#### SOURCE EXTRACT ####
The artist says that his first drawing medium was the charcoal that his grandmother used to cook meals for their large family. "I used to make comics mostly by drawing with that charcoal," says Appah, speaking from his rural studio outside of Accra, Ghana's capital and largest city.
"My studio is like an hour's drive away from the city, where most artists are set up," he says, noting the importance of eliminating distractions. "I hardly ever see what other artists are doing, unless it's online, so it sets me on my path of making paintings from my own imagination, without interference.”
Appah discovered painting in high school, but it was only after earning his BFA in 2012 from the Kwame Nkrumah University of Science and Technology in Kumasi, Ghana, that he got serious about art. All it took was encouragement.
"After I graduated from university, a lady came from Canada, from the Royal Ontario Museum, and she visited my space, and she thought I was good,” he recalls. The museum later purchased some of his works for its permanent collection.
In 2013, he had his first solo exhibition at Accra's Goethe Institute, and he earned first place in South Africa’s Absa L'Atelier Art Competition in 2015. Dealing at first with acrylic paints, he describes this early work as “dark experimental landscapes. I didn't really know what to make of them, and I later put them away. ... I didn't think they were good. But in 2021, I got them out and took another look, and I think it was part of the process that an artist goes through that shapes his aesthetic." There will be a few of these pieces in his ICA show, he adds.
Now he’s working in oils, and his latest paintings feature the human form, often backgrounded by images of trees, water and horses — appropriated from movie posters and newspapers.
"His work is interested in the rise and fall of the Ghanaian cinema house and film culture from the '30s to the '80s," Esseiva says. "He merges that with his own memory of growing up in Ghana." For example, older West African film actors are shown in Appah's grandmother's kitchen, or situated within landscapes he likes to draw.
"It's my memories of these times and what I've seen in these movies and photographs,” Appah says, citing a box of rare old West African newspapers and the discovery of vintage Ghanaian movies — such as "Kukurantumi: Road to Accra" and "I Told You So" — as inspiration.
This was a freer, more open era that Appah says he cherishes. "At the time of these films and newspapers, Accra had become the hub of Ghana," he says. "The country gained independence from Britain, so it was more like people were trying to have a good time — and kind of discovering itself." He doesn't want people to forget this time in his country's history, and the promise that it showed.
"I want to talk about things that are overlooked, to talk about shame, distress or love. Love is good."
####
TASK LIST -
1 – Reproduce the Appah profile word for word from "In 2013, he" to "show, he adds.".
2 – Condense the paragraph of the Appah profile that begins "In 2013, he had his first solo exhibition" into a short bulleted list that keeps its main facts.
#### INFORMATION SHOWN ####
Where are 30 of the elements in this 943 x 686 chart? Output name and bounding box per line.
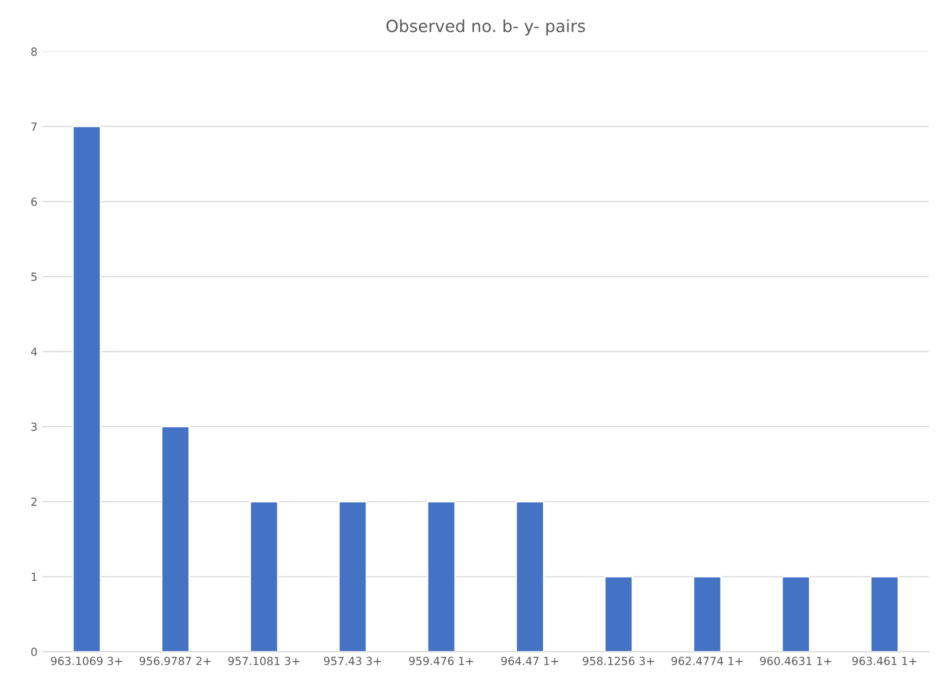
####
#### INFORMATION SHOWN ####
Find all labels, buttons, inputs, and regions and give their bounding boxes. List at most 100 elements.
####
ANSWERS TO THE EXERCISES -
1 –
In 2013, he had his first solo exhibition at Accra's Goethe Institute, and he earned first place in South Africa’s Absa L'Atelier Art Competition in 2015. Dealing at first with acrylic paints, he describes this early work as “dark experimental landscapes. I didn't really know what to make of them, and I later put them away. ... I didn't think they were good. But in 2021, I got them out and took another look, and I think it was part of the process that an artist goes through that shapes his aesthetic." There will be a few of these pieces in his ICA show, he adds.

2 –
- 2013: first solo exhibition, at Accra's Goethe Institute.
- 2015: first place in South Africa's Absa L'Atelier Art Competition.
- His early acrylic paintings were "dark experimental landscapes" that he doubted and put away.
- In 2021 he looked at them again and saw them as part of the process that shaped his aesthetic.
- A few of these pieces will be in his ICA show.